### Work required:
Locate and copy all lines bearing the word "type".

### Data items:

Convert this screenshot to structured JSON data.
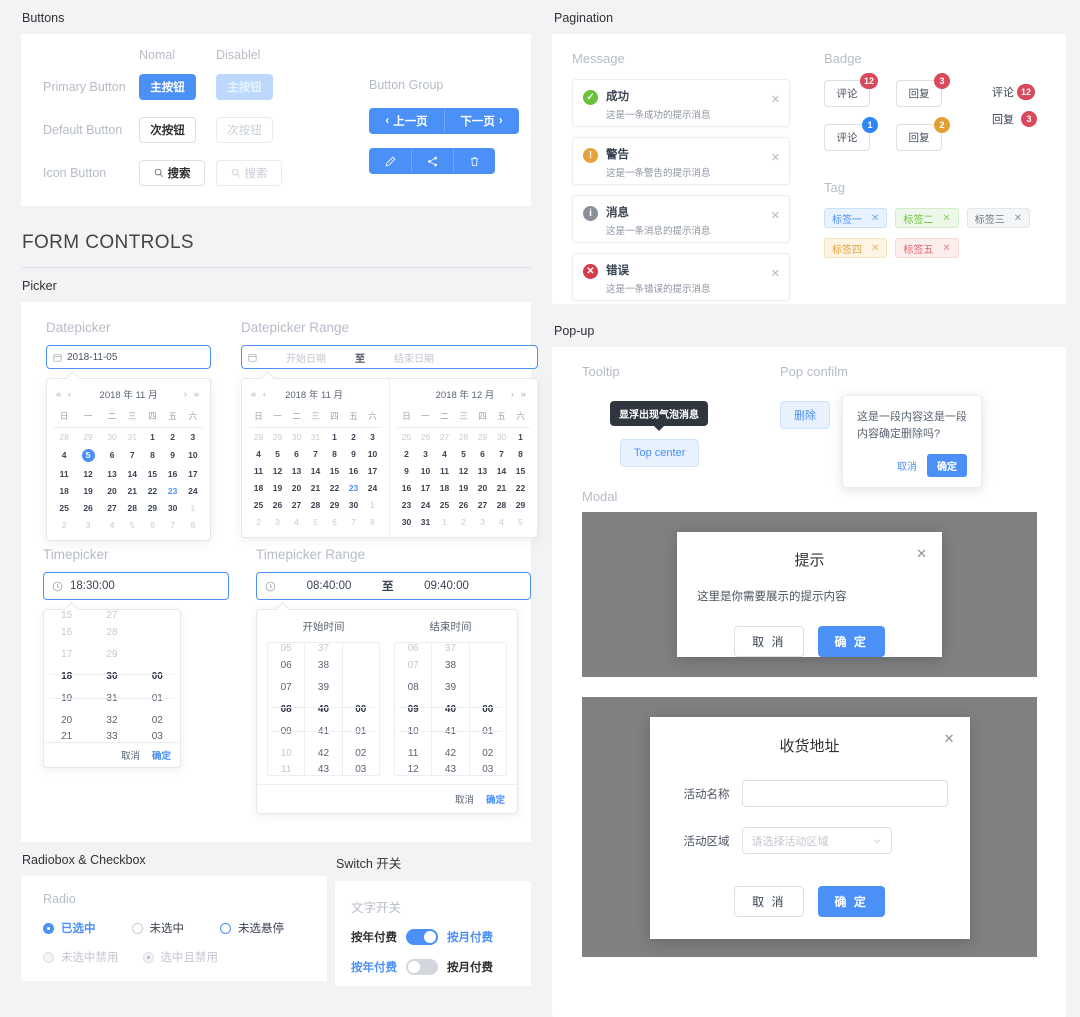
{
  "sections": {
    "buttons": "Buttons",
    "form_controls": "FORM CONTROLS",
    "picker": "Picker",
    "radio_checkbox": "Radiobox & Checkbox",
    "switch": "Switch 开关",
    "pagination": "Pagination",
    "popup": "Pop-up"
  },
  "buttons": {
    "col_normal": "Nomal",
    "col_disabled": "Disablel",
    "row_primary": "Primary Button",
    "row_default": "Default Button",
    "row_icon": "Icon Button",
    "primary_label": "主按钮",
    "default_label": "次按钮",
    "icon_label": "搜索",
    "group_title": "Button Group",
    "prev_page": "上一页",
    "next_page": "下一页",
    "icon_edit": "edit-icon",
    "icon_share": "share-icon",
    "icon_delete": "delete-icon"
  },
  "picker": {
    "datepicker_label": "Datepicker",
    "datepicker_value": "2018-11-05",
    "range_label": "Datepicker Range",
    "range_start_ph": "开始日期",
    "range_sep": "至",
    "range_end_ph": "结束日期",
    "cal_nov": "2018 年 11 月",
    "cal_dec": "2018 年 12 月",
    "weekdays": [
      "日",
      "一",
      "二",
      "三",
      "四",
      "五",
      "六"
    ],
    "nov_weeks": [
      [
        {
          "d": "28",
          "s": "mut"
        },
        {
          "d": "29",
          "s": "mut"
        },
        {
          "d": "30",
          "s": "mut"
        },
        {
          "d": "31",
          "s": "mut"
        },
        {
          "d": "1",
          "s": ""
        },
        {
          "d": "2",
          "s": ""
        },
        {
          "d": "3",
          "s": ""
        }
      ],
      [
        {
          "d": "4",
          "s": ""
        },
        {
          "d": "5",
          "s": "sel"
        },
        {
          "d": "6",
          "s": ""
        },
        {
          "d": "7",
          "s": ""
        },
        {
          "d": "8",
          "s": ""
        },
        {
          "d": "9",
          "s": ""
        },
        {
          "d": "10",
          "s": ""
        }
      ],
      [
        {
          "d": "11",
          "s": ""
        },
        {
          "d": "12",
          "s": ""
        },
        {
          "d": "13",
          "s": ""
        },
        {
          "d": "14",
          "s": ""
        },
        {
          "d": "15",
          "s": ""
        },
        {
          "d": "16",
          "s": ""
        },
        {
          "d": "17",
          "s": ""
        }
      ],
      [
        {
          "d": "18",
          "s": ""
        },
        {
          "d": "19",
          "s": ""
        },
        {
          "d": "20",
          "s": ""
        },
        {
          "d": "21",
          "s": ""
        },
        {
          "d": "22",
          "s": ""
        },
        {
          "d": "23",
          "s": "today"
        },
        {
          "d": "24",
          "s": ""
        }
      ],
      [
        {
          "d": "25",
          "s": ""
        },
        {
          "d": "26",
          "s": ""
        },
        {
          "d": "27",
          "s": ""
        },
        {
          "d": "28",
          "s": ""
        },
        {
          "d": "29",
          "s": ""
        },
        {
          "d": "30",
          "s": ""
        },
        {
          "d": "1",
          "s": "mut"
        }
      ],
      [
        {
          "d": "2",
          "s": "mut"
        },
        {
          "d": "3",
          "s": "mut"
        },
        {
          "d": "4",
          "s": "mut"
        },
        {
          "d": "5",
          "s": "mut"
        },
        {
          "d": "6",
          "s": "mut"
        },
        {
          "d": "7",
          "s": "mut"
        },
        {
          "d": "8",
          "s": "mut"
        }
      ]
    ],
    "nov_range_weeks": [
      [
        {
          "d": "28",
          "s": "mut"
        },
        {
          "d": "29",
          "s": "mut"
        },
        {
          "d": "30",
          "s": "mut"
        },
        {
          "d": "31",
          "s": "mut"
        },
        {
          "d": "1",
          "s": ""
        },
        {
          "d": "2",
          "s": ""
        },
        {
          "d": "3",
          "s": ""
        }
      ],
      [
        {
          "d": "4",
          "s": ""
        },
        {
          "d": "5",
          "s": ""
        },
        {
          "d": "6",
          "s": ""
        },
        {
          "d": "7",
          "s": ""
        },
        {
          "d": "8",
          "s": ""
        },
        {
          "d": "9",
          "s": ""
        },
        {
          "d": "10",
          "s": ""
        }
      ],
      [
        {
          "d": "11",
          "s": ""
        },
        {
          "d": "12",
          "s": ""
        },
        {
          "d": "13",
          "s": ""
        },
        {
          "d": "14",
          "s": ""
        },
        {
          "d": "15",
          "s": ""
        },
        {
          "d": "16",
          "s": ""
        },
        {
          "d": "17",
          "s": ""
        }
      ],
      [
        {
          "d": "18",
          "s": ""
        },
        {
          "d": "19",
          "s": ""
        },
        {
          "d": "20",
          "s": ""
        },
        {
          "d": "21",
          "s": ""
        },
        {
          "d": "22",
          "s": ""
        },
        {
          "d": "23",
          "s": "today"
        },
        {
          "d": "24",
          "s": ""
        }
      ],
      [
        {
          "d": "25",
          "s": ""
        },
        {
          "d": "26",
          "s": ""
        },
        {
          "d": "27",
          "s": ""
        },
        {
          "d": "28",
          "s": ""
        },
        {
          "d": "29",
          "s": ""
        },
        {
          "d": "30",
          "s": ""
        },
        {
          "d": "1",
          "s": "mut"
        }
      ],
      [
        {
          "d": "2",
          "s": "mut"
        },
        {
          "d": "3",
          "s": "mut"
        },
        {
          "d": "4",
          "s": "mut"
        },
        {
          "d": "5",
          "s": "mut"
        },
        {
          "d": "6",
          "s": "mut"
        },
        {
          "d": "7",
          "s": "mut"
        },
        {
          "d": "8",
          "s": "mut"
        }
      ]
    ],
    "dec_weeks": [
      [
        {
          "d": "25",
          "s": "mut"
        },
        {
          "d": "26",
          "s": "mut"
        },
        {
          "d": "27",
          "s": "mut"
        },
        {
          "d": "28",
          "s": "mut"
        },
        {
          "d": "29",
          "s": "mut"
        },
        {
          "d": "30",
          "s": "mut"
        },
        {
          "d": "1",
          "s": ""
        }
      ],
      [
        {
          "d": "2",
          "s": ""
        },
        {
          "d": "3",
          "s": ""
        },
        {
          "d": "4",
          "s": ""
        },
        {
          "d": "5",
          "s": ""
        },
        {
          "d": "6",
          "s": ""
        },
        {
          "d": "7",
          "s": ""
        },
        {
          "d": "8",
          "s": ""
        }
      ],
      [
        {
          "d": "9",
          "s": ""
        },
        {
          "d": "10",
          "s": ""
        },
        {
          "d": "11",
          "s": ""
        },
        {
          "d": "12",
          "s": ""
        },
        {
          "d": "13",
          "s": ""
        },
        {
          "d": "14",
          "s": ""
        },
        {
          "d": "15",
          "s": ""
        }
      ],
      [
        {
          "d": "16",
          "s": ""
        },
        {
          "d": "17",
          "s": ""
        },
        {
          "d": "18",
          "s": ""
        },
        {
          "d": "19",
          "s": ""
        },
        {
          "d": "20",
          "s": ""
        },
        {
          "d": "21",
          "s": ""
        },
        {
          "d": "22",
          "s": ""
        }
      ],
      [
        {
          "d": "23",
          "s": ""
        },
        {
          "d": "24",
          "s": ""
        },
        {
          "d": "25",
          "s": ""
        },
        {
          "d": "26",
          "s": ""
        },
        {
          "d": "27",
          "s": ""
        },
        {
          "d": "28",
          "s": ""
        },
        {
          "d": "29",
          "s": ""
        }
      ],
      [
        {
          "d": "30",
          "s": ""
        },
        {
          "d": "31",
          "s": ""
        },
        {
          "d": "1",
          "s": "mut"
        },
        {
          "d": "2",
          "s": "mut"
        },
        {
          "d": "3",
          "s": "mut"
        },
        {
          "d": "4",
          "s": "mut"
        },
        {
          "d": "5",
          "s": "mut"
        }
      ]
    ],
    "timepicker_label": "Timepicker",
    "timepicker_value": "18:30:00",
    "time_hours": [
      {
        "v": "15",
        "s": "mut part"
      },
      {
        "v": "16",
        "s": "mut"
      },
      {
        "v": "17",
        "s": "mut"
      },
      {
        "v": "18",
        "s": "cur"
      },
      {
        "v": "19",
        "s": ""
      },
      {
        "v": "20",
        "s": ""
      },
      {
        "v": "21",
        "s": "part"
      }
    ],
    "time_minutes": [
      {
        "v": "27",
        "s": "mut part"
      },
      {
        "v": "28",
        "s": "mut"
      },
      {
        "v": "29",
        "s": "mut"
      },
      {
        "v": "30",
        "s": "cur"
      },
      {
        "v": "31",
        "s": ""
      },
      {
        "v": "32",
        "s": ""
      },
      {
        "v": "33",
        "s": "part"
      }
    ],
    "time_seconds": [
      {
        "v": "",
        "s": "part"
      },
      {
        "v": "",
        "s": ""
      },
      {
        "v": "",
        "s": ""
      },
      {
        "v": "00",
        "s": "cur"
      },
      {
        "v": "01",
        "s": ""
      },
      {
        "v": "02",
        "s": ""
      },
      {
        "v": "03",
        "s": "part"
      }
    ],
    "cancel": "取消",
    "confirm": "确定",
    "timerange_label": "Timepicker Range",
    "timerange_start": "08:40:00",
    "timerange_sep": "至",
    "timerange_end": "09:40:00",
    "start_time_title": "开始时间",
    "end_time_title": "结束时间",
    "start_hours": [
      {
        "v": "05",
        "s": "mut part"
      },
      {
        "v": "06",
        "s": ""
      },
      {
        "v": "07",
        "s": ""
      },
      {
        "v": "08",
        "s": "cur"
      },
      {
        "v": "09",
        "s": ""
      },
      {
        "v": "10",
        "s": "mut"
      },
      {
        "v": "11",
        "s": "mut part"
      }
    ],
    "start_minutes": [
      {
        "v": "37",
        "s": "mut part"
      },
      {
        "v": "38",
        "s": ""
      },
      {
        "v": "39",
        "s": ""
      },
      {
        "v": "40",
        "s": "cur"
      },
      {
        "v": "41",
        "s": ""
      },
      {
        "v": "42",
        "s": ""
      },
      {
        "v": "43",
        "s": "part"
      }
    ],
    "start_seconds": [
      {
        "v": "",
        "s": "part"
      },
      {
        "v": "",
        "s": ""
      },
      {
        "v": "",
        "s": ""
      },
      {
        "v": "00",
        "s": "cur"
      },
      {
        "v": "01",
        "s": ""
      },
      {
        "v": "02",
        "s": ""
      },
      {
        "v": "03",
        "s": "part"
      }
    ],
    "end_hours": [
      {
        "v": "06",
        "s": "mut part"
      },
      {
        "v": "07",
        "s": "mut"
      },
      {
        "v": "08",
        "s": ""
      },
      {
        "v": "09",
        "s": "cur"
      },
      {
        "v": "10",
        "s": ""
      },
      {
        "v": "11",
        "s": ""
      },
      {
        "v": "12",
        "s": "part"
      }
    ],
    "end_minutes": [
      {
        "v": "37",
        "s": "mut part"
      },
      {
        "v": "38",
        "s": ""
      },
      {
        "v": "39",
        "s": ""
      },
      {
        "v": "40",
        "s": "cur"
      },
      {
        "v": "41",
        "s": ""
      },
      {
        "v": "42",
        "s": ""
      },
      {
        "v": "43",
        "s": "part"
      }
    ],
    "end_seconds": [
      {
        "v": "",
        "s": "part"
      },
      {
        "v": "",
        "s": ""
      },
      {
        "v": "",
        "s": ""
      },
      {
        "v": "00",
        "s": "cur"
      },
      {
        "v": "01",
        "s": ""
      },
      {
        "v": "02",
        "s": ""
      },
      {
        "v": "03",
        "s": "part"
      }
    ]
  },
  "radio": {
    "title": "Radio",
    "options": [
      {
        "label": "已选中",
        "state": "checked"
      },
      {
        "label": "未选中",
        "state": "unchecked"
      },
      {
        "label": "未选悬停",
        "state": "hover"
      },
      {
        "label": "未选中禁用",
        "state": "disabled"
      },
      {
        "label": "选中且禁用",
        "state": "disabled-checked"
      }
    ]
  },
  "switches": {
    "title": "文字开关",
    "items": [
      {
        "left": "按年付费",
        "right": "按月付费",
        "on": true
      },
      {
        "left": "按年付费",
        "right": "按月付费",
        "on": false
      }
    ]
  },
  "message": {
    "title": "Message",
    "items": [
      {
        "type": "success",
        "title": "成功",
        "desc": "这是一条成功的提示消息",
        "color": "#67c23a",
        "glyph": "✓"
      },
      {
        "type": "warning",
        "title": "警告",
        "desc": "这是一条警告的提示消息",
        "color": "#e6a23c",
        "glyph": "!"
      },
      {
        "type": "info",
        "title": "消息",
        "desc": "这是一条消息的提示消息",
        "color": "#8a8f99",
        "glyph": "i"
      },
      {
        "type": "error",
        "title": "错误",
        "desc": "这是一条错误的提示消息",
        "color": "#d73b4a",
        "glyph": "✕"
      }
    ]
  },
  "badge": {
    "title": "Badge",
    "buttons": [
      {
        "label": "评论",
        "count": "12",
        "color": "#d9485b"
      },
      {
        "label": "回复",
        "count": "3",
        "color": "#d9485b"
      },
      {
        "label": "评论",
        "count": "1",
        "color": "#2f86f6"
      },
      {
        "label": "回复",
        "count": "2",
        "color": "#e0a033"
      }
    ],
    "texts": [
      {
        "label": "评论",
        "count": "12",
        "color": "#d9485b"
      },
      {
        "label": "回复",
        "count": "3",
        "color": "#d9485b"
      }
    ]
  },
  "tag": {
    "title": "Tag",
    "items": [
      {
        "label": "标签一",
        "bg": "#e8f2fe",
        "border": "#c9e0fb",
        "fg": "#4a90f7"
      },
      {
        "label": "标签二",
        "bg": "#eef8ea",
        "border": "#d3ecca",
        "fg": "#67c23a"
      },
      {
        "label": "标签三",
        "bg": "#f4f5f7",
        "border": "#e2e5ea",
        "fg": "#70757e"
      },
      {
        "label": "标签四",
        "bg": "#fdf4e4",
        "border": "#f5e2bd",
        "fg": "#e6a23c"
      },
      {
        "label": "标签五",
        "bg": "#fdeeee",
        "border": "#f8d6d6",
        "fg": "#e4606d"
      }
    ]
  },
  "popup": {
    "tooltip_title": "Tooltip",
    "tooltip_text": "显浮出现气泡消息",
    "tooltip_button": "Top center",
    "popconfirm_title": "Pop confilm",
    "popconfirm_button": "删除",
    "popconfirm_text": "这是一段内容这是一段内容确定删除吗?",
    "popconfirm_cancel": "取消",
    "popconfirm_ok": "确定",
    "modal_title": "Modal",
    "modal1": {
      "title": "提示",
      "body": "这里是你需要展示的提示内容",
      "cancel": "取 消",
      "ok": "确 定"
    },
    "modal2": {
      "title": "收货地址",
      "field1_label": "活动名称",
      "field1_value": "",
      "field2_label": "活动区域",
      "field2_placeholder": "请选择活动区域",
      "cancel": "取 消",
      "ok": "确 定"
    }
  },
  "colors": {
    "primary": "#4a90f7",
    "page_bg": "#f2f3f5"
  }
}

### Task solution:
        "type": "success",
        "type": "warning",
        "type": "info",
        "type": "error",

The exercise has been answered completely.